**Direction:** Copy out every line of the data exactly.
○ ○ ○
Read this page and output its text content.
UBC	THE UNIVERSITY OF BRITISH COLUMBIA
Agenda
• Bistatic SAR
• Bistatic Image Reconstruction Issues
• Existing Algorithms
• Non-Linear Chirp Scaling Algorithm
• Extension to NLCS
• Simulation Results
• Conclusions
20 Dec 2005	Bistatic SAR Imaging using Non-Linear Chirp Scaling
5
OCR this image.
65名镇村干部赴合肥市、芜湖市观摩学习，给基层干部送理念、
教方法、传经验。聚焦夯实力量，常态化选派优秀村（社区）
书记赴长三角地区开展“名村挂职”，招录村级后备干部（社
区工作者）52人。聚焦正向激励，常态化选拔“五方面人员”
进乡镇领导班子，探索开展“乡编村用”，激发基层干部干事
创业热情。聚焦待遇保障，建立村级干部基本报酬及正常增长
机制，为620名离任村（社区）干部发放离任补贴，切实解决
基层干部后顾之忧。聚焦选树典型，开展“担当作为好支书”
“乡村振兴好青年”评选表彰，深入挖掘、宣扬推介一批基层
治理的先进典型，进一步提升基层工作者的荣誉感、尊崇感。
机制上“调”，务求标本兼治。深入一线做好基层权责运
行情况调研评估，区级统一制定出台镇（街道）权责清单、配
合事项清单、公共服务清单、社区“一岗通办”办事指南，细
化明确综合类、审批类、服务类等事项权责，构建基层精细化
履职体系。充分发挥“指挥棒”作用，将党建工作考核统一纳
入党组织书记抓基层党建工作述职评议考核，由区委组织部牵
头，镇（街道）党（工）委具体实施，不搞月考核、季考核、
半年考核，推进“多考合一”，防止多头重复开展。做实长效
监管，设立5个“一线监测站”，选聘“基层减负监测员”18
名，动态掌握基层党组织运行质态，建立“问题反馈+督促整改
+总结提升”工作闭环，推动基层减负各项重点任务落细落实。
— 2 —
○ ○ ○
**Response for this exercise:**
Read this page and output its text content.
UBC	THE UNIVERSITY OF BRITISH COLUMBIA
Agenda
• Bistatic SAR
• Bistatic Image Reconstruction Issues
• Existing Algorithms
• Non-Linear Chirp Scaling Algorithm
• Extension to NLCS
• Simulation Results
• Conclusions
20 Dec 2005	Bistatic SAR Imaging using Non-Linear Chirp Scaling
5
OCR this image.
65名镇村干部赴合肥市、芜湖市观摩学习，给基层干部送理念、
教方法、传经验。聚焦夯实力量，常态化选派优秀村（社区）
书记赴长三角地区开展“名村挂职”，招录村级后备干部（社
区工作者）52人。聚焦正向激励，常态化选拔“五方面人员”
进乡镇领导班子，探索开展“乡编村用”，激发基层干部干事
创业热情。聚焦待遇保障，建立村级干部基本报酬及正常增长
机制，为620名离任村（社区）干部发放离任补贴，切实解决
基层干部后顾之忧。聚焦选树典型，开展“担当作为好支书”
“乡村振兴好青年”评选表彰，深入挖掘、宣扬推介一批基层
治理的先进典型，进一步提升基层工作者的荣誉感、尊崇感。
机制上“调”，务求标本兼治。深入一线做好基层权责运
行情况调研评估，区级统一制定出台镇（街道）权责清单、配
合事项清单、公共服务清单、社区“一岗通办”办事指南，细
化明确综合类、审批类、服务类等事项权责，构建基层精细化
履职体系。充分发挥“指挥棒”作用，将党建工作考核统一纳
入党组织书记抓基层党建工作述职评议考核，由区委组织部牵
头，镇（街道）党（工）委具体实施，不搞月考核、季考核、
半年考核，推进“多考合一”，防止多头重复开展。做实长效
监管，设立5个“一线监测站”，选聘“基层减负监测员”18
名，动态掌握基层党组织运行质态，建立“问题反馈+督促整改
+总结提升”工作闭环，推动基层减负各项重点任务落细落实。
— 2 —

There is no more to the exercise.